— START OF RECORDS SUPPLIED —

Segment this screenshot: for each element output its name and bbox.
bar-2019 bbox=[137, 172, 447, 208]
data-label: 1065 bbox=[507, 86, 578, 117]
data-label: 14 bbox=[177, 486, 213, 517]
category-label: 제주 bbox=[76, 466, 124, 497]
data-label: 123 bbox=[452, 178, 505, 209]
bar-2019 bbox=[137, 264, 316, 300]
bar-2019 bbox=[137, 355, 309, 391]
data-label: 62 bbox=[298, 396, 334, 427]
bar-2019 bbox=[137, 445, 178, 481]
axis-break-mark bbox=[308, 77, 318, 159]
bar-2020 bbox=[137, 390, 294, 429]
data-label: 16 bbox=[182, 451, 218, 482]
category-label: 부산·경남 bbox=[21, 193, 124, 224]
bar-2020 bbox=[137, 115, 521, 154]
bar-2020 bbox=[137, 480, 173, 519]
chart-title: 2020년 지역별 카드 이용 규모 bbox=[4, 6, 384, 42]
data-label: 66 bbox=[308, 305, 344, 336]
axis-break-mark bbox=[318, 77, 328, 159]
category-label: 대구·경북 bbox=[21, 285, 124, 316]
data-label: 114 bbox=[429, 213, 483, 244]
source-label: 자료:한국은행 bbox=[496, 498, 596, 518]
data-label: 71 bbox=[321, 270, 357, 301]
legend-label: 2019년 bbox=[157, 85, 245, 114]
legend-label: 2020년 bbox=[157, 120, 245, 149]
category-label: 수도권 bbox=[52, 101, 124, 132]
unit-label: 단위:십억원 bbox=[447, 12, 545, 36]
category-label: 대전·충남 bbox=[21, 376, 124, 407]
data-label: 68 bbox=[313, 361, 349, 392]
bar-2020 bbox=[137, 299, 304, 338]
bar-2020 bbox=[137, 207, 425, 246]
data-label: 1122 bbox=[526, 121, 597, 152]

— END OF RECORDS SUPPLIED —

» TASK DESCRIPTION: Return every line of the entry above unchanged, in the same order.

» RESPONSE:
Segment this screenshot: for each element output its name and bbox.
bar-2019 bbox=[137, 172, 447, 208]
data-label: 1065 bbox=[507, 86, 578, 117]
data-label: 14 bbox=[177, 486, 213, 517]
category-label: 제주 bbox=[76, 466, 124, 497]
data-label: 123 bbox=[452, 178, 505, 209]
bar-2019 bbox=[137, 264, 316, 300]
bar-2019 bbox=[137, 355, 309, 391]
data-label: 62 bbox=[298, 396, 334, 427]
bar-2019 bbox=[137, 445, 178, 481]
axis-break-mark bbox=[308, 77, 318, 159]
bar-2020 bbox=[137, 390, 294, 429]
data-label: 16 bbox=[182, 451, 218, 482]
category-label: 부산·경남 bbox=[21, 193, 124, 224]
bar-2020 bbox=[137, 115, 521, 154]
bar-2020 bbox=[137, 480, 173, 519]
chart-title: 2020년 지역별 카드 이용 규모 bbox=[4, 6, 384, 42]
data-label: 66 bbox=[308, 305, 344, 336]
axis-break-mark bbox=[318, 77, 328, 159]
category-label: 대구·경북 bbox=[21, 285, 124, 316]
data-label: 114 bbox=[429, 213, 483, 244]
source-label: 자료:한국은행 bbox=[496, 498, 596, 518]
data-label: 71 bbox=[321, 270, 357, 301]
legend-label: 2019년 bbox=[157, 85, 245, 114]
legend-label: 2020년 bbox=[157, 120, 245, 149]
category-label: 수도권 bbox=[52, 101, 124, 132]
unit-label: 단위:십억원 bbox=[447, 12, 545, 36]
category-label: 대전·충남 bbox=[21, 376, 124, 407]
data-label: 68 bbox=[313, 361, 349, 392]
bar-2020 bbox=[137, 299, 304, 338]
bar-2020 bbox=[137, 207, 425, 246]
data-label: 1122 bbox=[526, 121, 597, 152]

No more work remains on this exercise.